Do this
Scan the records for the word "What". Copy each line that includes it.

Chart and figure data:
────────────────────

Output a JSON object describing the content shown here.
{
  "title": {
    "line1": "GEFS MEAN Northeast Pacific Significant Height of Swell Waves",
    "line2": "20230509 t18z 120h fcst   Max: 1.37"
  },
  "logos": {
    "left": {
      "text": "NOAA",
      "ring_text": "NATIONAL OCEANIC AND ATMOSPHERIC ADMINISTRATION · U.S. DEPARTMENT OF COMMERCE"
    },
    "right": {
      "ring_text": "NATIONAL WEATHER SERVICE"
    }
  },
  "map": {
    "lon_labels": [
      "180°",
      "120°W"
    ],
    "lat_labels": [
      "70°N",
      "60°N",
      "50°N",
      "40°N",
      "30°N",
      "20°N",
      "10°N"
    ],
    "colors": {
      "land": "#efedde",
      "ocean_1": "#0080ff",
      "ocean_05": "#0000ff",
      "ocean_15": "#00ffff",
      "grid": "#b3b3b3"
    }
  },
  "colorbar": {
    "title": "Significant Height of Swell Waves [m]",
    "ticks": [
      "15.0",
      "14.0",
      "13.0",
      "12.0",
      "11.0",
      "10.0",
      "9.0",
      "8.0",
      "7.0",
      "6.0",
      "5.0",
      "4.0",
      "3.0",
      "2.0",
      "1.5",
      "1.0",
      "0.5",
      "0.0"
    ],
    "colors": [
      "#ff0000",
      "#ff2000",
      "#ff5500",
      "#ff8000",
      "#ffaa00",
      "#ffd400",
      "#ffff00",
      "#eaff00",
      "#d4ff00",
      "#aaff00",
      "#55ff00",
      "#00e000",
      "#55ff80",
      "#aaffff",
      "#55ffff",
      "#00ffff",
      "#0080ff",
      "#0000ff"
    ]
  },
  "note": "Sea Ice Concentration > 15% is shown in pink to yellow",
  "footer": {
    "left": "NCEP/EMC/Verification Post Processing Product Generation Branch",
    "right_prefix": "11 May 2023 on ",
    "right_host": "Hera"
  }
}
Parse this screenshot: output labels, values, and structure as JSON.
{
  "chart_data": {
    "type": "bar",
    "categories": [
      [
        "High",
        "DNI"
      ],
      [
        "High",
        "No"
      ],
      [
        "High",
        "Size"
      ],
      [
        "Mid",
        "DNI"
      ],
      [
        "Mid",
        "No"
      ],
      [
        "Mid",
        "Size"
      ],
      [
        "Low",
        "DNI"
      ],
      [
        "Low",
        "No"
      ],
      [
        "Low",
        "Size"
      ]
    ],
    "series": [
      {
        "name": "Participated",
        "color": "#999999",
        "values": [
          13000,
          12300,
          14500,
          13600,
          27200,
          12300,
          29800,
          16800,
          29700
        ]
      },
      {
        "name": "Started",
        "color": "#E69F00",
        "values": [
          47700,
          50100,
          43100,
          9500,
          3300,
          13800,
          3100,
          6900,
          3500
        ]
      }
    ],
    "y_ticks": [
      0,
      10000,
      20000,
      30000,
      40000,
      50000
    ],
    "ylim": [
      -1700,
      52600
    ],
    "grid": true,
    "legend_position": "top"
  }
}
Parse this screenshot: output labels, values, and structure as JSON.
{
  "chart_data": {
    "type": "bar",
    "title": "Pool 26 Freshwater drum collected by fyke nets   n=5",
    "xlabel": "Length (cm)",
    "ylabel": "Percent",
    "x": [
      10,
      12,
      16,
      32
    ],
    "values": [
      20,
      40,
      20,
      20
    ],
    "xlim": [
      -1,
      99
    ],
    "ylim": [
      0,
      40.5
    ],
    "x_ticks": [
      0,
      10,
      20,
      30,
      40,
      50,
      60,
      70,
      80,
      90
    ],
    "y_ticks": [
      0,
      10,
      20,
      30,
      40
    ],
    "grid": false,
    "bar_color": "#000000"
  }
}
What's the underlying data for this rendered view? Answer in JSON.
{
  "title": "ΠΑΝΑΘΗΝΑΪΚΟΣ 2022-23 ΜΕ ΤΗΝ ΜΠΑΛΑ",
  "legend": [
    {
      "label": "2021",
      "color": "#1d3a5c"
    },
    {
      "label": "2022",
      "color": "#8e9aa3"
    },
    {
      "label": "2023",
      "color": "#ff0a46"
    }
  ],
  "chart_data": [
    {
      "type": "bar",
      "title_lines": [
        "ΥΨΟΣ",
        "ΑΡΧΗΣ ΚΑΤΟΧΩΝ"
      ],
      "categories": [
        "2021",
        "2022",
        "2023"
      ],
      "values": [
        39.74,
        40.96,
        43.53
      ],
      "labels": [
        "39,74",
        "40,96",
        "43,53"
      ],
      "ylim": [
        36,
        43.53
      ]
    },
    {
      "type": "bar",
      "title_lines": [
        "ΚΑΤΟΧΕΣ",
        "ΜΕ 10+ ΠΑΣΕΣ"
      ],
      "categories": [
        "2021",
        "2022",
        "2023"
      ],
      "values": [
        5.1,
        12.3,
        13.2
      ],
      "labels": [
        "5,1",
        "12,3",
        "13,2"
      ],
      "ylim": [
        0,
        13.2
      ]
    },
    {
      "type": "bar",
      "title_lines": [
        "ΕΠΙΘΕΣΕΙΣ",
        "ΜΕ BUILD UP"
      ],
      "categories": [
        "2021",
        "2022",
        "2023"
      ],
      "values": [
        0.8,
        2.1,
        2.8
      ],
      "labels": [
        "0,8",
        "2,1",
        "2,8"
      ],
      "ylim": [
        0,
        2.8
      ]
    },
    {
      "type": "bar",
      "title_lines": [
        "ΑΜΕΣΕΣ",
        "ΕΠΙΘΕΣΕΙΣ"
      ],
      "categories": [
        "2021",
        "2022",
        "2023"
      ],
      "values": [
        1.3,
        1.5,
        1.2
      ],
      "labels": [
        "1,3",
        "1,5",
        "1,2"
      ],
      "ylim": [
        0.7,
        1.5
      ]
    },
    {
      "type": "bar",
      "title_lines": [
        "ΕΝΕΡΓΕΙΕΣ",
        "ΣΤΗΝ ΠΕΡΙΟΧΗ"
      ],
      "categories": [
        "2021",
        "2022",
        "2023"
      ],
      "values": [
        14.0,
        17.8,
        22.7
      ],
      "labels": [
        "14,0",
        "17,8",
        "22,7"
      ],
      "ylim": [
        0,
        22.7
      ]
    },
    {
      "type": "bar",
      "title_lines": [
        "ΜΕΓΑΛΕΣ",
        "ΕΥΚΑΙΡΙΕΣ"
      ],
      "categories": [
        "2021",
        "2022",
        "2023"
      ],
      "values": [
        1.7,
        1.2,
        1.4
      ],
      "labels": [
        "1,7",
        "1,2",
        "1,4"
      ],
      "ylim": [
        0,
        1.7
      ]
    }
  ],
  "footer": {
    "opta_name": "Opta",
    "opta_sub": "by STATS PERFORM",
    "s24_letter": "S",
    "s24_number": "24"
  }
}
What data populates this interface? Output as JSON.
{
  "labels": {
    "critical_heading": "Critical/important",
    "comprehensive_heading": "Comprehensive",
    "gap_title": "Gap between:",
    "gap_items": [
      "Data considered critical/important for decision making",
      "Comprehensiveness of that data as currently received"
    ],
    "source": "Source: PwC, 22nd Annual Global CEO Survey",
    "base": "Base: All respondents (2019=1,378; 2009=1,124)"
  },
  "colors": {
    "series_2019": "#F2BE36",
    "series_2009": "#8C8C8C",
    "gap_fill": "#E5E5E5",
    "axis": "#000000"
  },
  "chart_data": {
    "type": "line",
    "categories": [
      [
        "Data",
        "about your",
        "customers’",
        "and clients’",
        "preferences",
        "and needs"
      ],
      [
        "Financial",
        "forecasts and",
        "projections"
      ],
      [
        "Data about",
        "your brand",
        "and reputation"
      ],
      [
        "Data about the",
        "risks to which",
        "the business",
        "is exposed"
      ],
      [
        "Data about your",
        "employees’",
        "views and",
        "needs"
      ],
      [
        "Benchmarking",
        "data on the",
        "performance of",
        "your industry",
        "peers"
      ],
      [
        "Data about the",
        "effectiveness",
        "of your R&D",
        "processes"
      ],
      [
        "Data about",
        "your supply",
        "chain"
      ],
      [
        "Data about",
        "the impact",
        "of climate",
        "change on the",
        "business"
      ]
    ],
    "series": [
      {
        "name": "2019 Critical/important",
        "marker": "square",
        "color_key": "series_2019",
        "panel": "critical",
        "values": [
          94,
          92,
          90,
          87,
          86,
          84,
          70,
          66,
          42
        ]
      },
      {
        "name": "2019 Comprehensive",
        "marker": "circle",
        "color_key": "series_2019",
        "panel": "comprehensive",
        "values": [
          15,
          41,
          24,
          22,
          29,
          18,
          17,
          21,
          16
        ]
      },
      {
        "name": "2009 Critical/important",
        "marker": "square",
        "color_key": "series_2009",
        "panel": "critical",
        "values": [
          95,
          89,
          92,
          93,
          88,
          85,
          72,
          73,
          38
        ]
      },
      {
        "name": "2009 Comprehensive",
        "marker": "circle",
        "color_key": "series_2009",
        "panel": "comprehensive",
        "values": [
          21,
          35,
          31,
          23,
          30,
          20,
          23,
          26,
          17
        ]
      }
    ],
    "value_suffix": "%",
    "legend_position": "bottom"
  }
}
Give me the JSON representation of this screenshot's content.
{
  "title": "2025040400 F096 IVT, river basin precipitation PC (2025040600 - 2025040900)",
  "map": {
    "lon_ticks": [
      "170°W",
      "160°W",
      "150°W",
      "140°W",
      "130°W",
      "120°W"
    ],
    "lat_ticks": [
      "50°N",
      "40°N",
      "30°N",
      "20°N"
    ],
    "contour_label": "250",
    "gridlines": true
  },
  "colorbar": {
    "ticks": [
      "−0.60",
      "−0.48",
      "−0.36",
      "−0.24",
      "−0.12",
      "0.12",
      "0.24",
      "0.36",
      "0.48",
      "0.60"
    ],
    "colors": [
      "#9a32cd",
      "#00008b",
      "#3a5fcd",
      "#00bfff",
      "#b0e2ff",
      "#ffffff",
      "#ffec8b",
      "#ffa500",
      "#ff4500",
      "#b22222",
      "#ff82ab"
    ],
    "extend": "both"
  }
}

────────────────────

Exercise result
What's the underlying data for this rendered view? Answer in JSON.
What data populates this interface? Output as JSON.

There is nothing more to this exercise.